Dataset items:
╭──
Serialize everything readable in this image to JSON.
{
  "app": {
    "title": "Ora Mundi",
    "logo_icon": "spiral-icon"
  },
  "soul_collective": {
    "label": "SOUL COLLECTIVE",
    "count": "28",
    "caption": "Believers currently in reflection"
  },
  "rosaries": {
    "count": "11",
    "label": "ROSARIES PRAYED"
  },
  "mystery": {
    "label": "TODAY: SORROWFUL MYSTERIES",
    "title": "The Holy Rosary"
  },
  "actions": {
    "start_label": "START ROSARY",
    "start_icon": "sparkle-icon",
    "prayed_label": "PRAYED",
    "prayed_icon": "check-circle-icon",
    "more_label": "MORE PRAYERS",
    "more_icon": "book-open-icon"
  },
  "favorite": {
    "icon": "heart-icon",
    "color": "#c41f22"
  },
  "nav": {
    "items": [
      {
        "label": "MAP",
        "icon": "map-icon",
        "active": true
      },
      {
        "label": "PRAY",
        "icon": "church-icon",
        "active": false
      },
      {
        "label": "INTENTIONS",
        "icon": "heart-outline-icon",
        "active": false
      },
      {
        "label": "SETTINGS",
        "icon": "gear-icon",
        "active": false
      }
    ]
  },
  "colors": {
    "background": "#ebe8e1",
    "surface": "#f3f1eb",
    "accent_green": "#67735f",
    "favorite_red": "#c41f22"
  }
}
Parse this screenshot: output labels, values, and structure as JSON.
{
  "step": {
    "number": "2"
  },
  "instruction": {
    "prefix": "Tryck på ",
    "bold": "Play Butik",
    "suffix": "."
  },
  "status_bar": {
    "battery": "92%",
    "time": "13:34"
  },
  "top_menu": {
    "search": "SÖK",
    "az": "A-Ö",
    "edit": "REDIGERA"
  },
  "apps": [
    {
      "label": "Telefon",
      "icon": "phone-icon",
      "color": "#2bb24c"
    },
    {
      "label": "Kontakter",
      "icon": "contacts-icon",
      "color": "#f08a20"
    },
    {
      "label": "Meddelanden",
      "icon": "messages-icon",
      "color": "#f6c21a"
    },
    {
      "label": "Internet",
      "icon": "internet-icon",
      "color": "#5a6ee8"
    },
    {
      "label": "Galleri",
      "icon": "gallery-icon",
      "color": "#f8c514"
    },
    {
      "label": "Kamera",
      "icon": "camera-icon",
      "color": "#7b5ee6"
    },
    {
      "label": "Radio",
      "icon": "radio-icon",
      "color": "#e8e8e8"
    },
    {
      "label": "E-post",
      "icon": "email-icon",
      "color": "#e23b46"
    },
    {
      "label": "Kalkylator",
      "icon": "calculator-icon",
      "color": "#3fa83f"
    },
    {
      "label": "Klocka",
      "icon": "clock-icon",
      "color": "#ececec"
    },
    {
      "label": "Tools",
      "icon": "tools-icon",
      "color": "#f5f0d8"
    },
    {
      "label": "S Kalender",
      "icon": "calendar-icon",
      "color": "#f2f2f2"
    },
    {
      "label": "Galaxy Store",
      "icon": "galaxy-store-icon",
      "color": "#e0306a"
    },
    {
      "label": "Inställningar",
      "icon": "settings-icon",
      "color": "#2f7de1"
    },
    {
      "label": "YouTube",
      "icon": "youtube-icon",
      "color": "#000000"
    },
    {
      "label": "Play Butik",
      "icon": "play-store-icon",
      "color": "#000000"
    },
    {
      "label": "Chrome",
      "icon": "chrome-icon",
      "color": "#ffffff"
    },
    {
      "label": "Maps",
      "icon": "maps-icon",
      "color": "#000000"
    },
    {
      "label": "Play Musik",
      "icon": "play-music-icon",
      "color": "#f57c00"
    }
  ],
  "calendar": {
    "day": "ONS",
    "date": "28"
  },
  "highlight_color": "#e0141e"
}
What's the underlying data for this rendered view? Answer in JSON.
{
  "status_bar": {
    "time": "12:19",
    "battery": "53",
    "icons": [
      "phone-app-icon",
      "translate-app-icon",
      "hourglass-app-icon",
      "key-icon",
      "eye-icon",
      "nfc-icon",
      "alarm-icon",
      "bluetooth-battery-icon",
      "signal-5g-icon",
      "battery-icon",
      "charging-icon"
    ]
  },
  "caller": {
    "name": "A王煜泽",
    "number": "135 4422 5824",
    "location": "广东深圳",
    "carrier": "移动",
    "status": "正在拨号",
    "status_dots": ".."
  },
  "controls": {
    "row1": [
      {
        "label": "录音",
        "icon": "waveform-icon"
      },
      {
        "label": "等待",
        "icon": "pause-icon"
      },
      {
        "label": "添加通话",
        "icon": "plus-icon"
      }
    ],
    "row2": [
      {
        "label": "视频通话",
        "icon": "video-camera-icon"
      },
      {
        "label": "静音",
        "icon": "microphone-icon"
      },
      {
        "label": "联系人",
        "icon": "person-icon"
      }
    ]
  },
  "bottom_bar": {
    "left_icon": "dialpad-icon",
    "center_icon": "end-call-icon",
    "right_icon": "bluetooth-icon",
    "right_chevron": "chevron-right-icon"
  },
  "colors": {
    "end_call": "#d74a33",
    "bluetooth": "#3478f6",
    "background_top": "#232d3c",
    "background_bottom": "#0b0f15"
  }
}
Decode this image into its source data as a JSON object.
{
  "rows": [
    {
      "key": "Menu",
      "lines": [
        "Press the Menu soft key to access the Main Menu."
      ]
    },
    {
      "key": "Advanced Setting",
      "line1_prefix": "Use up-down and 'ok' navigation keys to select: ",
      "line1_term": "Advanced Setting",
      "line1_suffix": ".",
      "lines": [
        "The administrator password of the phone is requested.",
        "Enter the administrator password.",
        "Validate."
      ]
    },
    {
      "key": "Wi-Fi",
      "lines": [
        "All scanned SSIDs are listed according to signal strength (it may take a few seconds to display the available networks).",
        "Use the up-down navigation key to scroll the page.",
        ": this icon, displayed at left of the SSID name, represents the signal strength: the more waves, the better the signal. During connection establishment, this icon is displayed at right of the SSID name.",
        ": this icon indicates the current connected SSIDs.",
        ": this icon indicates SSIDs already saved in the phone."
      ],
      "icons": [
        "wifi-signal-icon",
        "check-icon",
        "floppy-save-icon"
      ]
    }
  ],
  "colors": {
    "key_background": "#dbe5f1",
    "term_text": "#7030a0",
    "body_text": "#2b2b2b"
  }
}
╰──
WHAT TO WORK ON:
Every entry must be output again, exactly as written above.

THE ANSWER:
Serialize everything readable in this image to JSON.
{
  "app": {
    "title": "Ora Mundi",
    "logo_icon": "spiral-icon"
  },
  "soul_collective": {
    "label": "SOUL COLLECTIVE",
    "count": "28",
    "caption": "Believers currently in reflection"
  },
  "rosaries": {
    "count": "11",
    "label": "ROSARIES PRAYED"
  },
  "mystery": {
    "label": "TODAY: SORROWFUL MYSTERIES",
    "title": "The Holy Rosary"
  },
  "actions": {
    "start_label": "START ROSARY",
    "start_icon": "sparkle-icon",
    "prayed_label": "PRAYED",
    "prayed_icon": "check-circle-icon",
    "more_label": "MORE PRAYERS",
    "more_icon": "book-open-icon"
  },
  "favorite": {
    "icon": "heart-icon",
    "color": "#c41f22"
  },
  "nav": {
    "items": [
      {
        "label": "MAP",
        "icon": "map-icon",
        "active": true
      },
      {
        "label": "PRAY",
        "icon": "church-icon",
        "active": false
      },
      {
        "label": "INTENTIONS",
        "icon": "heart-outline-icon",
        "active": false
      },
      {
        "label": "SETTINGS",
        "icon": "gear-icon",
        "active": false
      }
    ]
  },
  "colors": {
    "background": "#ebe8e1",
    "surface": "#f3f1eb",
    "accent_green": "#67735f",
    "favorite_red": "#c41f22"
  }
}
Parse this screenshot: output labels, values, and structure as JSON.
{
  "step": {
    "number": "2"
  },
  "instruction": {
    "prefix": "Tryck på ",
    "bold": "Play Butik",
    "suffix": "."
  },
  "status_bar": {
    "battery": "92%",
    "time": "13:34"
  },
  "top_menu": {
    "search": "SÖK",
    "az": "A-Ö",
    "edit": "REDIGERA"
  },
  "apps": [
    {
      "label": "Telefon",
      "icon": "phone-icon",
      "color": "#2bb24c"
    },
    {
      "label": "Kontakter",
      "icon": "contacts-icon",
      "color": "#f08a20"
    },
    {
      "label": "Meddelanden",
      "icon": "messages-icon",
      "color": "#f6c21a"
    },
    {
      "label": "Internet",
      "icon": "internet-icon",
      "color": "#5a6ee8"
    },
    {
      "label": "Galleri",
      "icon": "gallery-icon",
      "color": "#f8c514"
    },
    {
      "label": "Kamera",
      "icon": "camera-icon",
      "color": "#7b5ee6"
    },
    {
      "label": "Radio",
      "icon": "radio-icon",
      "color": "#e8e8e8"
    },
    {
      "label": "E-post",
      "icon": "email-icon",
      "color": "#e23b46"
    },
    {
      "label": "Kalkylator",
      "icon": "calculator-icon",
      "color": "#3fa83f"
    },
    {
      "label": "Klocka",
      "icon": "clock-icon",
      "color": "#ececec"
    },
    {
      "label": "Tools",
      "icon": "tools-icon",
      "color": "#f5f0d8"
    },
    {
      "label": "S Kalender",
      "icon": "calendar-icon",
      "color": "#f2f2f2"
    },
    {
      "label": "Galaxy Store",
      "icon": "galaxy-store-icon",
      "color": "#e0306a"
    },
    {
      "label": "Inställningar",
      "icon": "settings-icon",
      "color": "#2f7de1"
    },
    {
      "label": "YouTube",
      "icon": "youtube-icon",
      "color": "#000000"
    },
    {
      "label": "Play Butik",
      "icon": "play-store-icon",
      "color": "#000000"
    },
    {
      "label": "Chrome",
      "icon": "chrome-icon",
      "color": "#ffffff"
    },
    {
      "label": "Maps",
      "icon": "maps-icon",
      "color": "#000000"
    },
    {
      "label": "Play Musik",
      "icon": "play-music-icon",
      "color": "#f57c00"
    }
  ],
  "calendar": {
    "day": "ONS",
    "date": "28"
  },
  "highlight_color": "#e0141e"
}
What's the underlying data for this rendered view? Answer in JSON.
{
  "status_bar": {
    "time": "12:19",
    "battery": "53",
    "icons": [
      "phone-app-icon",
      "translate-app-icon",
      "hourglass-app-icon",
      "key-icon",
      "eye-icon",
      "nfc-icon",
      "alarm-icon",
      "bluetooth-battery-icon",
      "signal-5g-icon",
      "battery-icon",
      "charging-icon"
    ]
  },
  "caller": {
    "name": "A王煜泽",
    "number": "135 4422 5824",
    "location": "广东深圳",
    "carrier": "移动",
    "status": "正在拨号",
    "status_dots": ".."
  },
  "controls": {
    "row1": [
      {
        "label": "录音",
        "icon": "waveform-icon"
      },
      {
        "label": "等待",
        "icon": "pause-icon"
      },
      {
        "label": "添加通话",
        "icon": "plus-icon"
      }
    ],
    "row2": [
      {
        "label": "视频通话",
        "icon": "video-camera-icon"
      },
      {
        "label": "静音",
        "icon": "microphone-icon"
      },
      {
        "label": "联系人",
        "icon": "person-icon"
      }
    ]
  },
  "bottom_bar": {
    "left_icon": "dialpad-icon",
    "center_icon": "end-call-icon",
    "right_icon": "bluetooth-icon",
    "right_chevron": "chevron-right-icon"
  },
  "colors": {
    "end_call": "#d74a33",
    "bluetooth": "#3478f6",
    "background_top": "#232d3c",
    "background_bottom": "#0b0f15"
  }
}
Decode this image into its source data as a JSON object.
{
  "rows": [
    {
      "key": "Menu",
      "lines": [
        "Press the Menu soft key to access the Main Menu."
      ]
    },
    {
      "key": "Advanced Setting",
      "line1_prefix": "Use up-down and 'ok' navigation keys to select: ",
      "line1_term": "Advanced Setting",
      "line1_suffix": ".",
      "lines": [
        "The administrator password of the phone is requested.",
        "Enter the administrator password.",
        "Validate."
      ]
    },
    {
      "key": "Wi-Fi",
      "lines": [
        "All scanned SSIDs are listed according to signal strength (it may take a few seconds to display the available networks).",
        "Use the up-down navigation key to scroll the page.",
        ": this icon, displayed at left of the SSID name, represents the signal strength: the more waves, the better the signal. During connection establishment, this icon is displayed at right of the SSID name.",
        ": this icon indicates the current connected SSIDs.",
        ": this icon indicates SSIDs already saved in the phone."
      ],
      "icons": [
        "wifi-signal-icon",
        "check-icon",
        "floppy-save-icon"
      ]
    }
  ],
  "colors": {
    "key_background": "#dbe5f1",
    "term_text": "#7030a0",
    "body_text": "#2b2b2b"
  }
}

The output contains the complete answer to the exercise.